*** Supplied entries ***
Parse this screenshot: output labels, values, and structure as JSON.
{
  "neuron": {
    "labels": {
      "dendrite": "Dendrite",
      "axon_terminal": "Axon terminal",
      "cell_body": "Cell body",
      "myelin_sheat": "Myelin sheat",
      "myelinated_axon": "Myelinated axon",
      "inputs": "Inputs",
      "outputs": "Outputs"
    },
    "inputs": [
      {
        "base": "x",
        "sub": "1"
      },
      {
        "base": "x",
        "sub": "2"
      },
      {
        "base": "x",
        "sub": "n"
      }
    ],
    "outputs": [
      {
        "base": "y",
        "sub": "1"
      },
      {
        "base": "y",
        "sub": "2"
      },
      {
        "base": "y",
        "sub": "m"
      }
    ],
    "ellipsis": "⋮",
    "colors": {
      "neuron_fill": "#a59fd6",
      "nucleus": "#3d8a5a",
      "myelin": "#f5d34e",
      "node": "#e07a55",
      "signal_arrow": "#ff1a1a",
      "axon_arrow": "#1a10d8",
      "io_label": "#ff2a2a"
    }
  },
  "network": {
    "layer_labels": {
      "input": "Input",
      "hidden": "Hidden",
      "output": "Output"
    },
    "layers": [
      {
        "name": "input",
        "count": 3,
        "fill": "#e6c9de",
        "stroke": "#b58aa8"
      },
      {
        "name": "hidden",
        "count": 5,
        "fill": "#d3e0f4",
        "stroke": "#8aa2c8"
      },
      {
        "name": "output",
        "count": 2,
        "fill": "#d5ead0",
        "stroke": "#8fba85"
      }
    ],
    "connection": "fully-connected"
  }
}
***
Copy each record from above exactly, and include every line.

# Response for this exercise
Parse this screenshot: output labels, values, and structure as JSON.
{
  "neuron": {
    "labels": {
      "dendrite": "Dendrite",
      "axon_terminal": "Axon terminal",
      "cell_body": "Cell body",
      "myelin_sheat": "Myelin sheat",
      "myelinated_axon": "Myelinated axon",
      "inputs": "Inputs",
      "outputs": "Outputs"
    },
    "inputs": [
      {
        "base": "x",
        "sub": "1"
      },
      {
        "base": "x",
        "sub": "2"
      },
      {
        "base": "x",
        "sub": "n"
      }
    ],
    "outputs": [
      {
        "base": "y",
        "sub": "1"
      },
      {
        "base": "y",
        "sub": "2"
      },
      {
        "base": "y",
        "sub": "m"
      }
    ],
    "ellipsis": "⋮",
    "colors": {
      "neuron_fill": "#a59fd6",
      "nucleus": "#3d8a5a",
      "myelin": "#f5d34e",
      "node": "#e07a55",
      "signal_arrow": "#ff1a1a",
      "axon_arrow": "#1a10d8",
      "io_label": "#ff2a2a"
    }
  },
  "network": {
    "layer_labels": {
      "input": "Input",
      "hidden": "Hidden",
      "output": "Output"
    },
    "layers": [
      {
        "name": "input",
        "count": 3,
        "fill": "#e6c9de",
        "stroke": "#b58aa8"
      },
      {
        "name": "hidden",
        "count": 5,
        "fill": "#d3e0f4",
        "stroke": "#8aa2c8"
      },
      {
        "name": "output",
        "count": 2,
        "fill": "#d5ead0",
        "stroke": "#8fba85"
      }
    ],
    "connection": "fully-connected"
  }
}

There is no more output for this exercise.